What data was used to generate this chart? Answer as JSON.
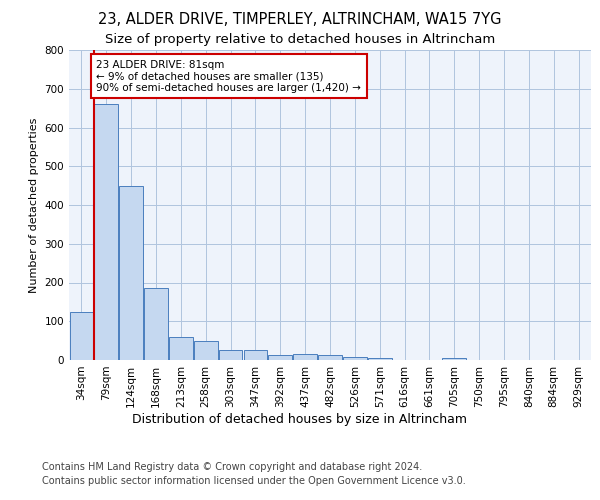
{
  "title1": "23, ALDER DRIVE, TIMPERLEY, ALTRINCHAM, WA15 7YG",
  "title2": "Size of property relative to detached houses in Altrincham",
  "xlabel": "Distribution of detached houses by size in Altrincham",
  "ylabel": "Number of detached properties",
  "footer1": "Contains HM Land Registry data © Crown copyright and database right 2024.",
  "footer2": "Contains public sector information licensed under the Open Government Licence v3.0.",
  "bin_labels": [
    "34sqm",
    "79sqm",
    "124sqm",
    "168sqm",
    "213sqm",
    "258sqm",
    "303sqm",
    "347sqm",
    "392sqm",
    "437sqm",
    "482sqm",
    "526sqm",
    "571sqm",
    "616sqm",
    "661sqm",
    "705sqm",
    "750sqm",
    "795sqm",
    "840sqm",
    "884sqm",
    "929sqm"
  ],
  "bar_values": [
    125,
    660,
    450,
    185,
    60,
    50,
    27,
    27,
    12,
    15,
    12,
    8,
    5,
    0,
    0,
    5,
    0,
    0,
    0,
    0,
    0
  ],
  "bar_color": "#c5d8f0",
  "bar_edge_color": "#4a7ebe",
  "annotation_text": "23 ALDER DRIVE: 81sqm\n← 9% of detached houses are smaller (135)\n90% of semi-detached houses are larger (1,420) →",
  "vline_color": "#cc0000",
  "annotation_box_color": "#ffffff",
  "ylim": [
    0,
    800
  ],
  "grid_color": "#b0c4de",
  "bg_color": "#eef3fb",
  "title1_fontsize": 10.5,
  "title2_fontsize": 9.5,
  "xlabel_fontsize": 9,
  "ylabel_fontsize": 8,
  "footer_fontsize": 7
}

---

Return each line exactly as written. Any picture gets left out.

What data was used to generate this chart? Answer as JSON.
{
  "title1": "23, ALDER DRIVE, TIMPERLEY, ALTRINCHAM, WA15 7YG",
  "title2": "Size of property relative to detached houses in Altrincham",
  "xlabel": "Distribution of detached houses by size in Altrincham",
  "ylabel": "Number of detached properties",
  "footer1": "Contains HM Land Registry data © Crown copyright and database right 2024.",
  "footer2": "Contains public sector information licensed under the Open Government Licence v3.0.",
  "bin_labels": [
    "34sqm",
    "79sqm",
    "124sqm",
    "168sqm",
    "213sqm",
    "258sqm",
    "303sqm",
    "347sqm",
    "392sqm",
    "437sqm",
    "482sqm",
    "526sqm",
    "571sqm",
    "616sqm",
    "661sqm",
    "705sqm",
    "750sqm",
    "795sqm",
    "840sqm",
    "884sqm",
    "929sqm"
  ],
  "bar_values": [
    125,
    660,
    450,
    185,
    60,
    50,
    27,
    27,
    12,
    15,
    12,
    8,
    5,
    0,
    0,
    5,
    0,
    0,
    0,
    0,
    0
  ],
  "bar_color": "#c5d8f0",
  "bar_edge_color": "#4a7ebe",
  "annotation_text": "23 ALDER DRIVE: 81sqm\n← 9% of detached houses are smaller (135)\n90% of semi-detached houses are larger (1,420) →",
  "vline_color": "#cc0000",
  "annotation_box_color": "#ffffff",
  "ylim": [
    0,
    800
  ],
  "grid_color": "#b0c4de",
  "bg_color": "#eef3fb",
  "title1_fontsize": 10.5,
  "title2_fontsize": 9.5,
  "xlabel_fontsize": 9,
  "ylabel_fontsize": 8,
  "footer_fontsize": 7
}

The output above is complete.